WHAT NEEDS TO BE DONE ▸ Reproduce the article starting at "Diop's film chronicles" and ending at "artifacts by Europe.", substituting "objects" for "artifacts" throughout.
-- Start of PROVIDED PASSAGE --
Berlinale 2024 | Mati Diop’s Dahomey On Looted African Art Wins Golden Bear For Best Film

Diop's film chronicles the 2021 journey home of 26 royal treasures to Benin from the Quai Branly Museum in Paris. The artifacts were stolen in 1892 by French colonisers from the Dahomey kingdom. Diop received the award from the Kenyan-Mexican actor Lupita Nyong’o, who served as the Berlinale’s first Black jury president at this year’s festival.

by GRIOT - Published on 04/03/2024
A scene from Dahomey, Photo: © Les Films du Bal – Fanta Sy/Berlinale

The 67-minute documentary by the Franco-Senegalese director delves into the complex issues surrounding Europe’s return of plundered antiquities to Africa. It sheds light on the enduring impact of colonialism and contributes to the ongoing debate regarding the repatriation of stolen artifacts by Europe.

Diop said the prize “not only honors me but the entire visible and invisible community that the film represents. To rebuild we must first restitute, and what does restitution mean? To restitute is to do justice – we can either get rid of the past or we can take responsibility for it” she added, accepting the award. Diop’s words resonate with many activists, scholars, artists and cultural pratictioners who advocate that confronting the legacy of colonialism necessitates a full acknowledgment of its enduring scars.

Mati Diop with the Golden Bear for the best film of the Berlinale 2024. Photo: Martin Kraft, via wikipedia

Earlier on in the festival, during the press conference for Dahomey, Diop said: “The question of returning these looted goods has always been at the heart of what I do as a filmmaker.” She added: “I have been working on films like this for about 10 years now. The restitution of works of art in a tangible sense, handed back by France – it took me a very long to become fully aware of what it really signified. That’s one of the reasons why I am a filmmaker. I want to make it possible for people to understand these issues.”

When asked about what she would like to see from the French government in terms of the restitution of other African artefacts, Diop stated: “It’s quite clear that they were way too few compared with the 7,000 works that are still held captive in these museums. These 26 works are good but are not enough, and I certainly think that it is humiliating. I would say we need to think about more than just the way it was staged and all the governmental communication of this process.”

A scene from Dahomey, Photo: © Les Films du Bal – Fanta Sy/Berlinale

Diop added: “France has exploited this place for centuries. You need to do more. You need to go further. You need to breathe new life into this question, and that is what I was trying to do in this film. We need to think of restitution in a broad sense.”
-- End of PROVIDED PASSAGE --
-- Start of DATASET EXTRACT --
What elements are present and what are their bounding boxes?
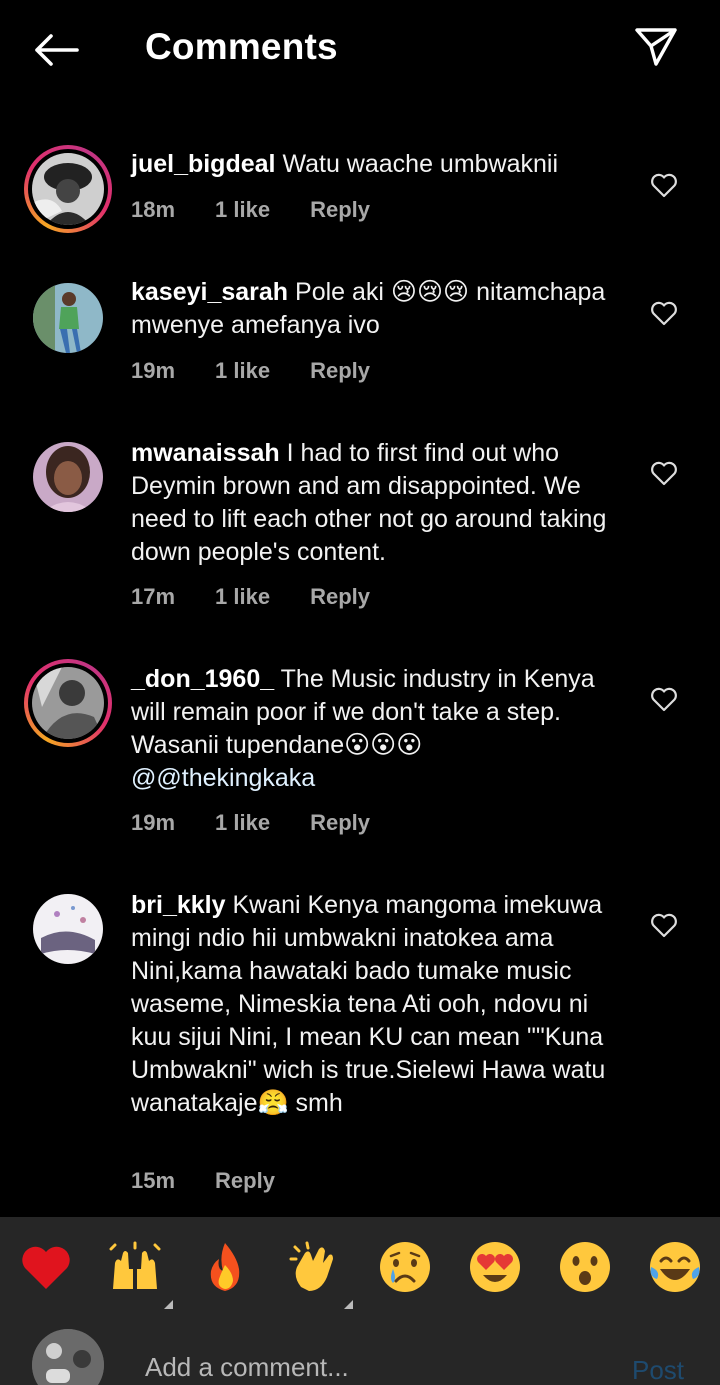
-- End of DATASET EXTRACT --
TASK SOLUTION ▸
Diop's film chronicles the 2021 journey home of 26 royal treasures to Benin from the Quai Branly Museum in Paris. The objects were stolen in 1892 by French colonisers from the Dahomey kingdom. Diop received the award from the Kenyan-Mexican actor Lupita Nyong’o, who served as the Berlinale’s first Black jury president at this year’s festival.

by GRIOT - Published on 04/03/2024
A scene from Dahomey, Photo: © Les Films du Bal – Fanta Sy/Berlinale

The 67-minute documentary by the Franco-Senegalese director delves into the complex issues surrounding Europe’s return of plundered antiquities to Africa. It sheds light on the enduring impact of colonialism and contributes to the ongoing debate regarding the repatriation of stolen objects by Europe.